- WHAT THE EXERCISE ASKS
All lines in the data bearing the string "output" should be identified and copied.

- PROVIDED DATA
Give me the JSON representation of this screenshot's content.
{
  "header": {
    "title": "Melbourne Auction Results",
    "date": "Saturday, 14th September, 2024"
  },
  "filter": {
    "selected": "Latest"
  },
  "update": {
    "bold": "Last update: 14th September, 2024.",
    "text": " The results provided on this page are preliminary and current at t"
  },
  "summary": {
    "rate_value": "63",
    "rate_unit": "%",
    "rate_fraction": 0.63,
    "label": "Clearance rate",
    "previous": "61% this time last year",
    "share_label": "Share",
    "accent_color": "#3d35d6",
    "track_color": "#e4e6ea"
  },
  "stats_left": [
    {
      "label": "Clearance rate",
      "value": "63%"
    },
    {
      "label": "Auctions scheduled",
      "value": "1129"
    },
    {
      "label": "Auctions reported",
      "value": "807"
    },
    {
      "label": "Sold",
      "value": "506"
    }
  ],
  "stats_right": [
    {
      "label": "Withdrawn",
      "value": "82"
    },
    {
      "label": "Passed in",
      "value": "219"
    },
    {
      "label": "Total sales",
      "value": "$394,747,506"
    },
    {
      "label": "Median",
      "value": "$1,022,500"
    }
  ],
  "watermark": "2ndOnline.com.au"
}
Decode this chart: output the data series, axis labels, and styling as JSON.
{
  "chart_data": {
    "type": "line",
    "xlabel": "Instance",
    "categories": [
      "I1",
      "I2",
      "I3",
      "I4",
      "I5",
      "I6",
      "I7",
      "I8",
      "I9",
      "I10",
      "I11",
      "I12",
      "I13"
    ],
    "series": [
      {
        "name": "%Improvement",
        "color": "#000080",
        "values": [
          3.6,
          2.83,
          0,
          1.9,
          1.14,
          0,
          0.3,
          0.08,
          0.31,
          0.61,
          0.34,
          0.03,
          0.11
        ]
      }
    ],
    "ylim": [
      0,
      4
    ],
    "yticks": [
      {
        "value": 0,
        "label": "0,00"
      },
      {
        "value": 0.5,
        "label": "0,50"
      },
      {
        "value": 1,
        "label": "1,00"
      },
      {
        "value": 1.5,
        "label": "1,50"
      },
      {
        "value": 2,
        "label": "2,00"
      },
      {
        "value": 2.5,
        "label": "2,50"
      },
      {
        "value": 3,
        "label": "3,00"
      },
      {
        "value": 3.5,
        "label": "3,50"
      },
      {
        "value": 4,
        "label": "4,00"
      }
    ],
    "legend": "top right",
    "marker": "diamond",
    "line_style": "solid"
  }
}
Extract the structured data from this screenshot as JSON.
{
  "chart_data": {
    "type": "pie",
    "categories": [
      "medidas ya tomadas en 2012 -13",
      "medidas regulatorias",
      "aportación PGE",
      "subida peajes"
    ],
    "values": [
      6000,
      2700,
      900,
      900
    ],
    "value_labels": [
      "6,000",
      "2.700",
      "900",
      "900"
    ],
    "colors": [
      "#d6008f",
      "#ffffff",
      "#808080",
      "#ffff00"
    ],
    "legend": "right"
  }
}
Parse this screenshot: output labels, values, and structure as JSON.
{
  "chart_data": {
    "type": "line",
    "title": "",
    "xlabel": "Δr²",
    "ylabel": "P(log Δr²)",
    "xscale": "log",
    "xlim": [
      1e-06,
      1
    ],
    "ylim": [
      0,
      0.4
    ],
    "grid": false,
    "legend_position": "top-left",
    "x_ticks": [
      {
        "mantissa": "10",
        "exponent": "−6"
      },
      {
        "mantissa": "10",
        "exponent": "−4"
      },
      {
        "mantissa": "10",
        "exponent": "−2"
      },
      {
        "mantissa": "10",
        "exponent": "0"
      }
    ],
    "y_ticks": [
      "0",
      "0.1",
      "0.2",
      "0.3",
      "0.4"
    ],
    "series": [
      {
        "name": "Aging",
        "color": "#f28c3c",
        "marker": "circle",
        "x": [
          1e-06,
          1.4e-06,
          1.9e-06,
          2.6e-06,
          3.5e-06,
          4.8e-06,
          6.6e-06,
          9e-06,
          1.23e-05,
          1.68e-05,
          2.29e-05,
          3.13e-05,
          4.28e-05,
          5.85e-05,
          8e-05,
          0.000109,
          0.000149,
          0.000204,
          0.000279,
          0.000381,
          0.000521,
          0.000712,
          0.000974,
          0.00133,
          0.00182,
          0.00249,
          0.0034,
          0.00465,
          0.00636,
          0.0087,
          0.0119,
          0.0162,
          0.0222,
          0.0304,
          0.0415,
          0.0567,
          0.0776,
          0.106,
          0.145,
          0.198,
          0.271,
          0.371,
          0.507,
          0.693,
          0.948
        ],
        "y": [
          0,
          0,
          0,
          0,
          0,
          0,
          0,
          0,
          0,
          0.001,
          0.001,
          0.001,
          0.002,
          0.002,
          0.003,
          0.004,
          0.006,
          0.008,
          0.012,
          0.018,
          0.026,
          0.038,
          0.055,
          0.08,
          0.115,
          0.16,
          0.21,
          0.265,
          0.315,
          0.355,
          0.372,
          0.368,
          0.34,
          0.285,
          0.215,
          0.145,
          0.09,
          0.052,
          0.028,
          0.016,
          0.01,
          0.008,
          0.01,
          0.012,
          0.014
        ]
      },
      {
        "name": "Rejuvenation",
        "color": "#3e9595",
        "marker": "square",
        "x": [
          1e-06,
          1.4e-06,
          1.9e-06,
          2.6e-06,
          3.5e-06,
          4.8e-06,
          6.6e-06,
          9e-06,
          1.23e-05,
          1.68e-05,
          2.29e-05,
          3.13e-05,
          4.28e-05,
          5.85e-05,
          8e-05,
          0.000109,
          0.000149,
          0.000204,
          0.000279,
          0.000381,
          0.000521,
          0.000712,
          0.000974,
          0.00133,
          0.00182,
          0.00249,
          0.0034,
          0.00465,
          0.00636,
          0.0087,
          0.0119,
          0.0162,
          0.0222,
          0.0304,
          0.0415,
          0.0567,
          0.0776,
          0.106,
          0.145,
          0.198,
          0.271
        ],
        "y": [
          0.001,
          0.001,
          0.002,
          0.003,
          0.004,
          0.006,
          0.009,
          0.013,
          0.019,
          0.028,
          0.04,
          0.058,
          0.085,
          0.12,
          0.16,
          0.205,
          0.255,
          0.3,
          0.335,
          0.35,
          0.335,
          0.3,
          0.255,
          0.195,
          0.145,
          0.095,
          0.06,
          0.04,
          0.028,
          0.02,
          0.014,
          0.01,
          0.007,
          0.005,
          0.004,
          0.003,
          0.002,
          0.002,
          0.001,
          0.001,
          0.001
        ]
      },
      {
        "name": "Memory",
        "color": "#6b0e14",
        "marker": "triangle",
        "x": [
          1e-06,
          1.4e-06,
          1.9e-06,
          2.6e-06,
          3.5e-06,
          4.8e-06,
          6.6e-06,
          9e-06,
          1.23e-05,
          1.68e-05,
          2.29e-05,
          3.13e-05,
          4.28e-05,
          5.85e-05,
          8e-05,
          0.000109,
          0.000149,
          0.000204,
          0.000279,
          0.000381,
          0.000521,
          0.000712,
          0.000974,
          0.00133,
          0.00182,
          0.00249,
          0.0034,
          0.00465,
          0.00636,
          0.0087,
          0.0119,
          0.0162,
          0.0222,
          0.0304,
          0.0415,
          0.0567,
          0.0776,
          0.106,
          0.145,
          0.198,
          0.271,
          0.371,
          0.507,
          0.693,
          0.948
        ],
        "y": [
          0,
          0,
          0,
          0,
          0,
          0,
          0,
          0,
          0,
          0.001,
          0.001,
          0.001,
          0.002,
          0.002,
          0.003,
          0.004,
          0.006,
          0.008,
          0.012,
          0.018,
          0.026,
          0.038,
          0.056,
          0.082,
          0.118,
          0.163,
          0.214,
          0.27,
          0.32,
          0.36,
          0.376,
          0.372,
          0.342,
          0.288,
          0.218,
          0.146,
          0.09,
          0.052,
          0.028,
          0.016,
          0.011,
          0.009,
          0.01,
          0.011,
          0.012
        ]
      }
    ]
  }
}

- TASK RESPONSE
Decode this chart: output the data series, axis labels, and styling as JSON.
Parse this screenshot: output labels, values, and structure as JSON.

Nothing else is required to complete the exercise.